Instructions for the task: Pictures stay out of the copy; set down each line of the listing below exactly.

Task data:
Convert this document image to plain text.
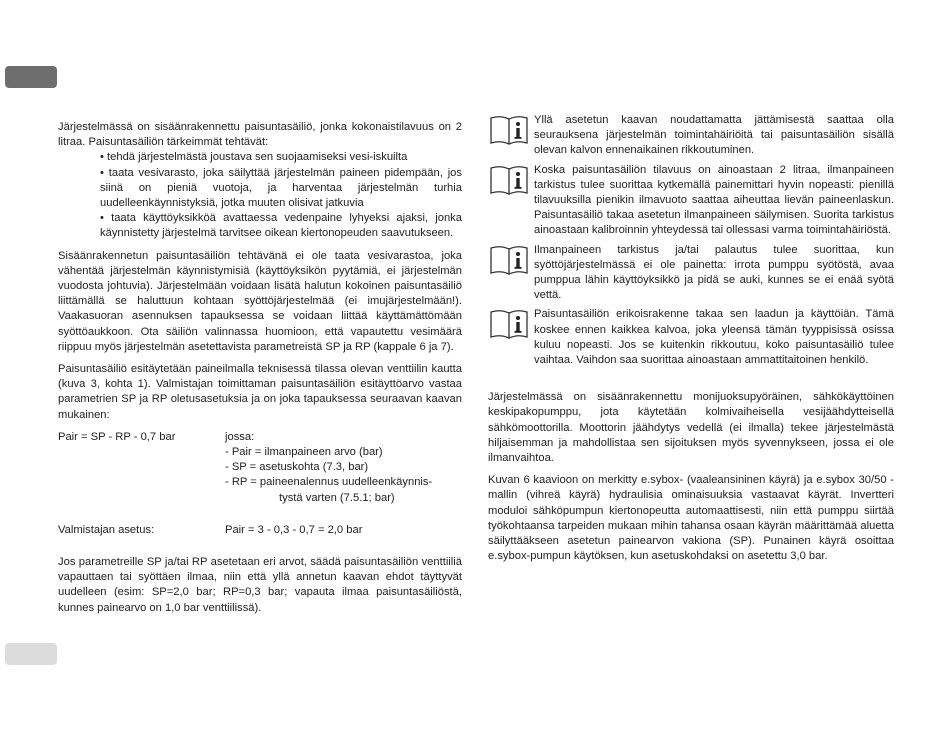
Järjestelmässä on sisäänrakennettu paisuntasäiliö, jonka kokonaistilavuus on 2 litraa. Paisuntasäiliön tärkeimmät tehtävät:

• tehdä järjestelmästä joustava sen suojaamiseksi vesi-iskuilta

• taata vesivarasto, joka säilyttää järjestelmän paineen pidempään, jos siinä on pieniä vuotoja, ja harventaa järjestelmän turhia uudelleenkäynnistyksiä, jotka muuten olisivat jatkuvia

• taata käyttöyksikköä avattaessa vedenpaine lyhyeksi ajaksi, jonka käynnistetty järjestelmä tarvitsee oikean kiertonopeuden saavutukseen.

Sisäänrakennetun paisuntasäiliön tehtävänä ei ole taata vesivarastoa, joka vähentää järjestelmän käynnistymisiä (käyttöyksikön pyytämiä, ei järjestelmän vuodosta johtuvia). Järjestelmään voidaan lisätä halutun kokoinen paisuntasäiliö liittämällä se haluttuun kohtaan syöttöjärjestelmää (ei imujärjestelmään!). Vaakasuoran asennuksen tapauksessa se voidaan liittää käyttämättömään syöttöaukkoon. Ota säiliön valinnassa huomioon, että vapautettu vesimäärä riippuu myös järjestelmän asetettavista parametreistä SP ja RP (kappale 6 ja 7).

Paisuntasäiliö esitäytetään paineilmalla teknisessä tilassa olevan venttiilin kautta (kuva 3, kohta 1). Valmistajan toimittaman paisuntasäiliön esitäyttöarvo vastaa parametrien SP ja RP oletusasetuksia ja on joka tapauksessa seuraavan kaavan mukainen:

Pair = SP - RP - 0,7 bar	jossa:
- Pair = ilmanpaineen arvo (bar)
- SP = asetuskohta (7.3, bar)
- RP = paineenalennus uudelleenkäynnis-
tystä varten (7.5.1; bar)
Valmistajan asetus:	Pair = 3 - 0,3 - 0,7 = 2,0 bar

Jos parametreille SP ja/tai RP asetetaan eri arvot, säädä paisuntasäiliön venttiiliä vapauttaen tai syöttäen ilmaa, niin että yllä annetun kaavan ehdot täyttyvät uudelleen (esim: SP=2,0 bar; RP=0,3 bar; vapauta ilmaa paisuntasäiliöstä, kunnes painearvo on 1,0 bar venttiilissä).

Yllä asetetun kaavan noudattamatta jättämisestä saattaa olla seurauksena järjestelmän toimintahäiriöitä tai paisuntasäiliön sisällä olevan kalvon ennenaikainen rikkoutuminen.
Koska paisuntasäiliön tilavuus on ainoastaan 2 litraa, ilmanpaineen tarkistus tulee suorittaa kytkemällä painemittari hyvin nopeasti: pienillä tilavuuksilla pienikin ilmavuoto saattaa aiheuttaa lievän paineenlaskun. Paisuntasäiliö takaa asetetun ilmanpaineen säilymisen. Suorita tarkistus ainoastaan kalibroinnin yhteydessä tai ollessasi varma toimintahäiriöstä.
Ilmanpaineen tarkistus ja/tai palautus tulee suorittaa, kun syöttöjärjestelmässä ei ole painetta: irrota pumppu syötöstä, avaa pumppua lähin käyttöyksikkö ja pidä se auki, kunnes se ei enää syötä vettä.
Paisuntasäiliön erikoisrakenne takaa sen laadun ja käyttöiän. Tämä koskee ennen kaikkea kalvoa, joka yleensä tämän tyyppisissä osissa kuluu nopeasti. Jos se kuitenkin rikkoutuu, koko paisuntasäiliö tulee vaihtaa. Vaihdon saa suorittaa ainoastaan ammattitaitoinen henkilö.

Järjestelmässä on sisäänrakennettu monijuoksupyöräinen, sähkökäyttöinen keskipakopumppu, jota käytetään kolmivaiheisella vesijäähdytteisellä sähkömoottorilla. Moottorin jäähdytys vedellä (ei ilmalla) tekee järjestelmästä hiljaisemman ja mahdollistaa sen sijoituksen myös syvennykseen, jossa ei ole ilmanvaihtoa.

Kuvan 6 kaavioon on merkitty e.sybox- (vaaleansininen käyrä) ja e.sybox 30/50 -mallin (vihreä käyrä) hydraulisia ominaisuuksia vastaavat käyrät. Invertteri moduloi sähköpumpun kiertonopeutta automaattisesti, niin että pumppu siirtää työkohtaansa tarpeiden mukaan mihin tahansa osaan käyrän määrittämää aluetta säilyttääkseen asetetun painearvon vakiona (SP). Punainen käyrä osoittaa e.sybox-pumpun käytöksen, kun asetuskohdaksi on asetettu 3,0 bar.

Solution below:
Convert this document image to plain text.
Järjestelmässä on sisäänrakennettu paisuntasäiliö, jonka kokonaistilavuus on 2 litraa. Paisuntasäiliön tärkeimmät tehtävät:

• tehdä järjestelmästä joustava sen suojaamiseksi vesi-iskuilta

• taata vesivarasto, joka säilyttää järjestelmän paineen pidempään, jos siinä on pieniä vuotoja, ja harventaa järjestelmän turhia uudelleenkäynnistyksiä, jotka muuten olisivat jatkuvia

• taata käyttöyksikköä avattaessa vedenpaine lyhyeksi ajaksi, jonka käynnistetty järjestelmä tarvitsee oikean kiertonopeuden saavutukseen.

Sisäänrakennetun paisuntasäiliön tehtävänä ei ole taata vesivarastoa, joka vähentää järjestelmän käynnistymisiä (käyttöyksikön pyytämiä, ei järjestelmän vuodosta johtuvia). Järjestelmään voidaan lisätä halutun kokoinen paisuntasäiliö liittämällä se haluttuun kohtaan syöttöjärjestelmää (ei imujärjestelmään!). Vaakasuoran asennuksen tapauksessa se voidaan liittää käyttämättömään syöttöaukkoon. Ota säiliön valinnassa huomioon, että vapautettu vesimäärä riippuu myös järjestelmän asetettavista parametreistä SP ja RP (kappale 6 ja 7).

Paisuntasäiliö esitäytetään paineilmalla teknisessä tilassa olevan venttiilin kautta (kuva 3, kohta 1). Valmistajan toimittaman paisuntasäiliön esitäyttöarvo vastaa parametrien SP ja RP oletusasetuksia ja on joka tapauksessa seuraavan kaavan mukainen:

Pair = SP - RP - 0,7 bar	jossa:
- Pair = ilmanpaineen arvo (bar)
- SP = asetuskohta (7.3, bar)
- RP = paineenalennus uudelleenkäynnis-
tystä varten (7.5.1; bar)
Valmistajan asetus:	Pair = 3 - 0,3 - 0,7 = 2,0 bar

Jos parametreille SP ja/tai RP asetetaan eri arvot, säädä paisuntasäiliön venttiiliä vapauttaen tai syöttäen ilmaa, niin että yllä annetun kaavan ehdot täyttyvät uudelleen (esim: SP=2,0 bar; RP=0,3 bar; vapauta ilmaa paisuntasäiliöstä, kunnes painearvo on 1,0 bar venttiilissä).

Yllä asetetun kaavan noudattamatta jättämisestä saattaa olla seurauksena järjestelmän toimintahäiriöitä tai paisuntasäiliön sisällä olevan kalvon ennenaikainen rikkoutuminen.
Koska paisuntasäiliön tilavuus on ainoastaan 2 litraa, ilmanpaineen tarkistus tulee suorittaa kytkemällä painemittari hyvin nopeasti: pienillä tilavuuksilla pienikin ilmavuoto saattaa aiheuttaa lievän paineenlaskun. Paisuntasäiliö takaa asetetun ilmanpaineen säilymisen. Suorita tarkistus ainoastaan kalibroinnin yhteydessä tai ollessasi varma toimintahäiriöstä.
Ilmanpaineen tarkistus ja/tai palautus tulee suorittaa, kun syöttöjärjestelmässä ei ole painetta: irrota pumppu syötöstä, avaa pumppua lähin käyttöyksikkö ja pidä se auki, kunnes se ei enää syötä vettä.
Paisuntasäiliön erikoisrakenne takaa sen laadun ja käyttöiän. Tämä koskee ennen kaikkea kalvoa, joka yleensä tämän tyyppisissä osissa kuluu nopeasti. Jos se kuitenkin rikkoutuu, koko paisuntasäiliö tulee vaihtaa. Vaihdon saa suorittaa ainoastaan ammattitaitoinen henkilö.

Järjestelmässä on sisäänrakennettu monijuoksupyöräinen, sähkökäyttöinen keskipakopumppu, jota käytetään kolmivaiheisella vesijäähdytteisellä sähkömoottorilla. Moottorin jäähdytys vedellä (ei ilmalla) tekee järjestelmästä hiljaisemman ja mahdollistaa sen sijoituksen myös syvennykseen, jossa ei ole ilmanvaihtoa.

Kuvan 6 kaavioon on merkitty e.sybox- (vaaleansininen käyrä) ja e.sybox 30/50 -mallin (vihreä käyrä) hydraulisia ominaisuuksia vastaavat käyrät. Invertteri moduloi sähköpumpun kiertonopeutta automaattisesti, niin että pumppu siirtää työkohtaansa tarpeiden mukaan mihin tahansa osaan käyrän määrittämää aluetta säilyttääkseen asetetun painearvon vakiona (SP). Punainen käyrä osoittaa e.sybox-pumpun käytöksen, kun asetuskohdaksi on asetettu 3,0 bar.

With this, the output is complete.